### The exercise
What's needed is an exact copy of the lines from the one that contains "Convert this screenshot" to the end of the data below, leaving the pictures out.

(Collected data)
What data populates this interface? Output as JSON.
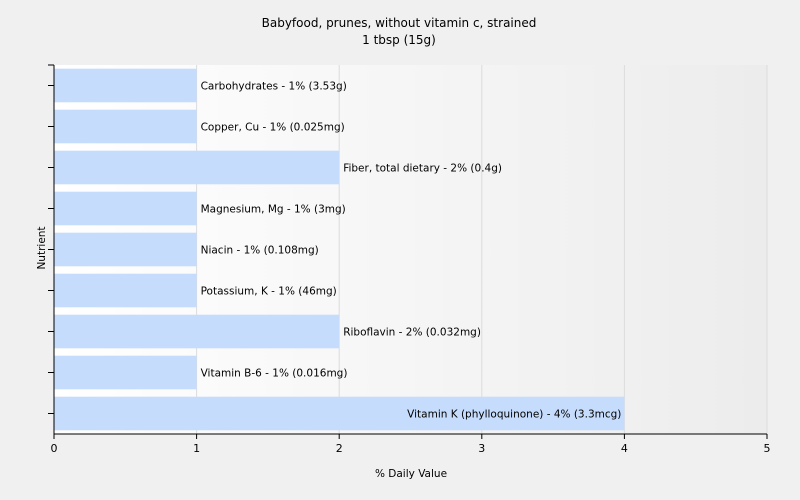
{
  "chart_data": {
    "type": "bar",
    "orientation": "horizontal",
    "title": "Babyfood, prunes, without vitamin c, strained",
    "subtitle": "1 tbsp (15g)",
    "xlabel": "% Daily Value",
    "ylabel": "Nutrient",
    "xlim": [
      0,
      5
    ],
    "xticks": [
      "0",
      "1",
      "2",
      "3",
      "4",
      "5"
    ],
    "grid": "vertical",
    "bar_color": "#c6dcfc",
    "categories": [
      "Carbohydrates",
      "Copper, Cu",
      "Fiber, total dietary",
      "Magnesium, Mg",
      "Niacin",
      "Potassium, K",
      "Riboflavin",
      "Vitamin B-6",
      "Vitamin K (phylloquinone)"
    ],
    "values": [
      1,
      1,
      2,
      1,
      1,
      1,
      2,
      1,
      4
    ],
    "data_labels": [
      "Carbohydrates - 1% (3.53g)",
      "Copper, Cu - 1% (0.025mg)",
      "Fiber, total dietary - 2% (0.4g)",
      "Magnesium, Mg - 1% (3mg)",
      "Niacin - 1% (0.108mg)",
      "Potassium, K - 1% (46mg)",
      "Riboflavin - 2% (0.032mg)",
      "Vitamin B-6 - 1% (0.016mg)",
      "Vitamin K (phylloquinone) - 4% (3.3mcg)"
    ]
  }
}
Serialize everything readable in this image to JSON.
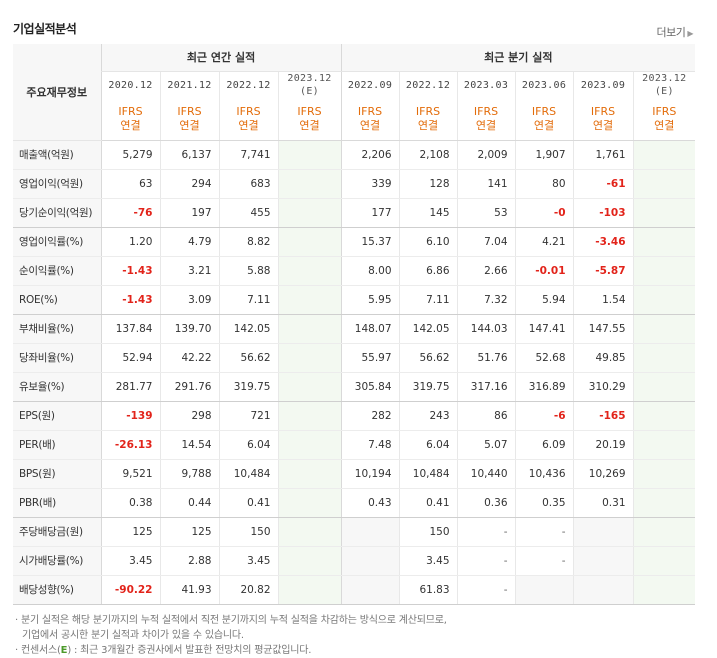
{
  "title": "기업실적분석",
  "more_label": "더보기",
  "header": {
    "label": "주요재무정보",
    "annual_group": "최근 연간 실적",
    "quarter_group": "최근 분기 실적",
    "annual_years": [
      "2020.12",
      "2021.12",
      "2022.12"
    ],
    "annual_est_year": "2023.12",
    "est_mark": "(E)",
    "quarter_years": [
      "2022.09",
      "2022.12",
      "2023.03",
      "2023.06",
      "2023.09"
    ],
    "quarter_est_year": "2023.12",
    "ifrs_line1": "IFRS",
    "ifrs_line2": "연결"
  },
  "rows": [
    {
      "label": "매출액(억원)",
      "annual": [
        "5,279",
        "6,137",
        "7,741"
      ],
      "quarter": [
        "2,206",
        "2,108",
        "2,009",
        "1,907",
        "1,761"
      ]
    },
    {
      "label": "영업이익(억원)",
      "annual": [
        "63",
        "294",
        "683"
      ],
      "quarter": [
        "339",
        "128",
        "141",
        "80",
        "-61"
      ]
    },
    {
      "label": "당기순이익(억원)",
      "annual": [
        "-76",
        "197",
        "455"
      ],
      "quarter": [
        "177",
        "145",
        "53",
        "-0",
        "-103"
      ]
    },
    {
      "label": "영업이익률(%)",
      "annual": [
        "1.20",
        "4.79",
        "8.82"
      ],
      "quarter": [
        "15.37",
        "6.10",
        "7.04",
        "4.21",
        "-3.46"
      ]
    },
    {
      "label": "순이익률(%)",
      "annual": [
        "-1.43",
        "3.21",
        "5.88"
      ],
      "quarter": [
        "8.00",
        "6.86",
        "2.66",
        "-0.01",
        "-5.87"
      ]
    },
    {
      "label": "ROE(%)",
      "annual": [
        "-1.43",
        "3.09",
        "7.11"
      ],
      "quarter": [
        "5.95",
        "7.11",
        "7.32",
        "5.94",
        "1.54"
      ]
    },
    {
      "label": "부채비율(%)",
      "annual": [
        "137.84",
        "139.70",
        "142.05"
      ],
      "quarter": [
        "148.07",
        "142.05",
        "144.03",
        "147.41",
        "147.55"
      ]
    },
    {
      "label": "당좌비율(%)",
      "annual": [
        "52.94",
        "42.22",
        "56.62"
      ],
      "quarter": [
        "55.97",
        "56.62",
        "51.76",
        "52.68",
        "49.85"
      ]
    },
    {
      "label": "유보율(%)",
      "annual": [
        "281.77",
        "291.76",
        "319.75"
      ],
      "quarter": [
        "305.84",
        "319.75",
        "317.16",
        "316.89",
        "310.29"
      ]
    },
    {
      "label": "EPS(원)",
      "annual": [
        "-139",
        "298",
        "721"
      ],
      "quarter": [
        "282",
        "243",
        "86",
        "-6",
        "-165"
      ]
    },
    {
      "label": "PER(배)",
      "annual": [
        "-26.13",
        "14.54",
        "6.04"
      ],
      "quarter": [
        "7.48",
        "6.04",
        "5.07",
        "6.09",
        "20.19"
      ]
    },
    {
      "label": "BPS(원)",
      "annual": [
        "9,521",
        "9,788",
        "10,484"
      ],
      "quarter": [
        "10,194",
        "10,484",
        "10,440",
        "10,436",
        "10,269"
      ]
    },
    {
      "label": "PBR(배)",
      "annual": [
        "0.38",
        "0.44",
        "0.41"
      ],
      "quarter": [
        "0.43",
        "0.41",
        "0.36",
        "0.35",
        "0.31"
      ]
    },
    {
      "label": "주당배당금(원)",
      "annual": [
        "125",
        "125",
        "150"
      ],
      "quarter": [
        "",
        "150",
        "-",
        "-",
        ""
      ]
    },
    {
      "label": "시가배당률(%)",
      "annual": [
        "3.45",
        "2.88",
        "3.45"
      ],
      "quarter": [
        "",
        "3.45",
        "-",
        "-",
        ""
      ]
    },
    {
      "label": "배당성향(%)",
      "annual": [
        "-90.22",
        "41.93",
        "20.82"
      ],
      "quarter": [
        "",
        "61.83",
        "-",
        "",
        ""
      ]
    }
  ],
  "notes": {
    "line1": "· 분기 실적은 해당 분기까지의 누적 실적에서 직전 분기까지의 누적 실적을 차감하는 방식으로 계산되므로,",
    "line2": "기업에서 공시한 분기 실적과 차이가 있을 수 있습니다.",
    "line3_prefix": "· 컨센서스(",
    "line3_mark": "E",
    "line3_suffix": ") : 최근 3개월간 증권사에서 발표한 전망치의 평균값입니다."
  },
  "colors": {
    "negative": "#e2231a",
    "ifrs": "#e36c0a",
    "estimate_bg": "#f3f9f1",
    "label_bg": "#f7f7f7",
    "consensus_mark": "#4c9a2a"
  }
}
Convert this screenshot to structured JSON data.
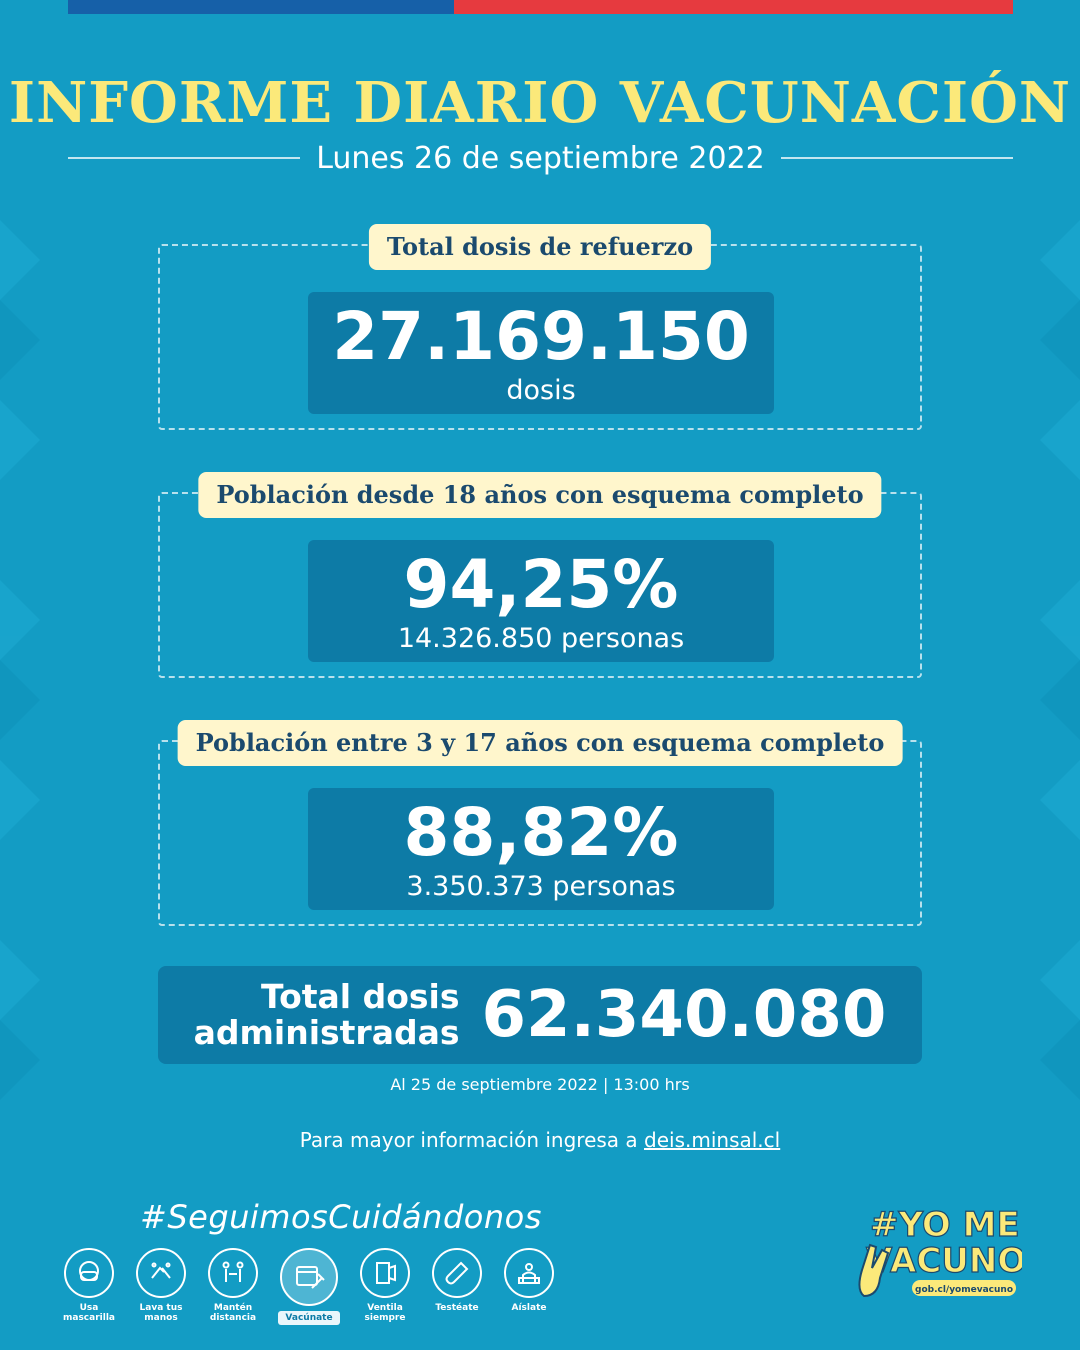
{
  "header": {
    "title": "INFORME DIARIO VACUNACIÓN",
    "date": "Lunes 26 de septiembre 2022"
  },
  "cards": [
    {
      "label": "Total dosis de refuerzo",
      "value": "27.169.150",
      "sub": "dosis"
    },
    {
      "label": "Población desde 18 años con esquema completo",
      "value": "94,25%",
      "sub": "14.326.850 personas"
    },
    {
      "label": "Población entre 3 y 17 años con esquema completo",
      "value": "88,82%",
      "sub": "3.350.373 personas"
    }
  ],
  "total": {
    "label_line1": "Total dosis",
    "label_line2": "administradas",
    "value": "62.340.080"
  },
  "footer": {
    "cutoff": "Al 25 de septiembre 2022 | 13:00 hrs",
    "more_info_text": "Para mayor información ingresa a ",
    "more_info_link": "deis.minsal.cl",
    "hashtag": "#SeguimosCuidándonos",
    "icons": [
      {
        "label": "Usa mascarilla",
        "icon": "mask-icon"
      },
      {
        "label": "Lava tus manos",
        "icon": "hands-wash-icon"
      },
      {
        "label": "Mantén distancia",
        "icon": "distance-icon"
      },
      {
        "label": "Vacúnate",
        "icon": "vaccine-icon",
        "active": true
      },
      {
        "label": "Ventila siempre",
        "icon": "window-icon"
      },
      {
        "label": "Testéate",
        "icon": "test-tube-icon"
      },
      {
        "label": "Aíslate",
        "icon": "isolate-icon"
      }
    ],
    "campaign_line1": "#YO ME",
    "campaign_line2": "VACUNO",
    "campaign_url": "gob.cl/yomevacuno"
  },
  "colors": {
    "background": "#139cc4",
    "box": "#0d7ba6",
    "title_yellow": "#fbe97a",
    "label_bg": "#fff6cc",
    "label_text": "#1b4a6e",
    "flag_blue": "#1660a8",
    "flag_red": "#e63a3f"
  }
}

### The solution
Convert this screenshot to structured JSON data.
{
  "header": {
    "title": "INFORME DIARIO VACUNACIÓN",
    "date": "Lunes 26 de septiembre 2022"
  },
  "cards": [
    {
      "label": "Total dosis de refuerzo",
      "value": "27.169.150",
      "sub": "dosis"
    },
    {
      "label": "Población desde 18 años con esquema completo",
      "value": "94,25%",
      "sub": "14.326.850 personas"
    },
    {
      "label": "Población entre 3 y 17 años con esquema completo",
      "value": "88,82%",
      "sub": "3.350.373 personas"
    }
  ],
  "total": {
    "label_line1": "Total dosis",
    "label_line2": "administradas",
    "value": "62.340.080"
  },
  "footer": {
    "cutoff": "Al 25 de septiembre 2022 | 13:00 hrs",
    "more_info_text": "Para mayor información ingresa a ",
    "more_info_link": "deis.minsal.cl",
    "hashtag": "#SeguimosCuidándonos",
    "icons": [
      {
        "label": "Usa mascarilla",
        "icon": "mask-icon"
      },
      {
        "label": "Lava tus manos",
        "icon": "hands-wash-icon"
      },
      {
        "label": "Mantén distancia",
        "icon": "distance-icon"
      },
      {
        "label": "Vacúnate",
        "icon": "vaccine-icon",
        "active": true
      },
      {
        "label": "Ventila siempre",
        "icon": "window-icon"
      },
      {
        "label": "Testéate",
        "icon": "test-tube-icon"
      },
      {
        "label": "Aíslate",
        "icon": "isolate-icon"
      }
    ],
    "campaign_line1": "#YO ME",
    "campaign_line2": "VACUNO",
    "campaign_url": "gob.cl/yomevacuno"
  },
  "colors": {
    "background": "#139cc4",
    "box": "#0d7ba6",
    "title_yellow": "#fbe97a",
    "label_bg": "#fff6cc",
    "label_text": "#1b4a6e",
    "flag_blue": "#1660a8",
    "flag_red": "#e63a3f"
  }
}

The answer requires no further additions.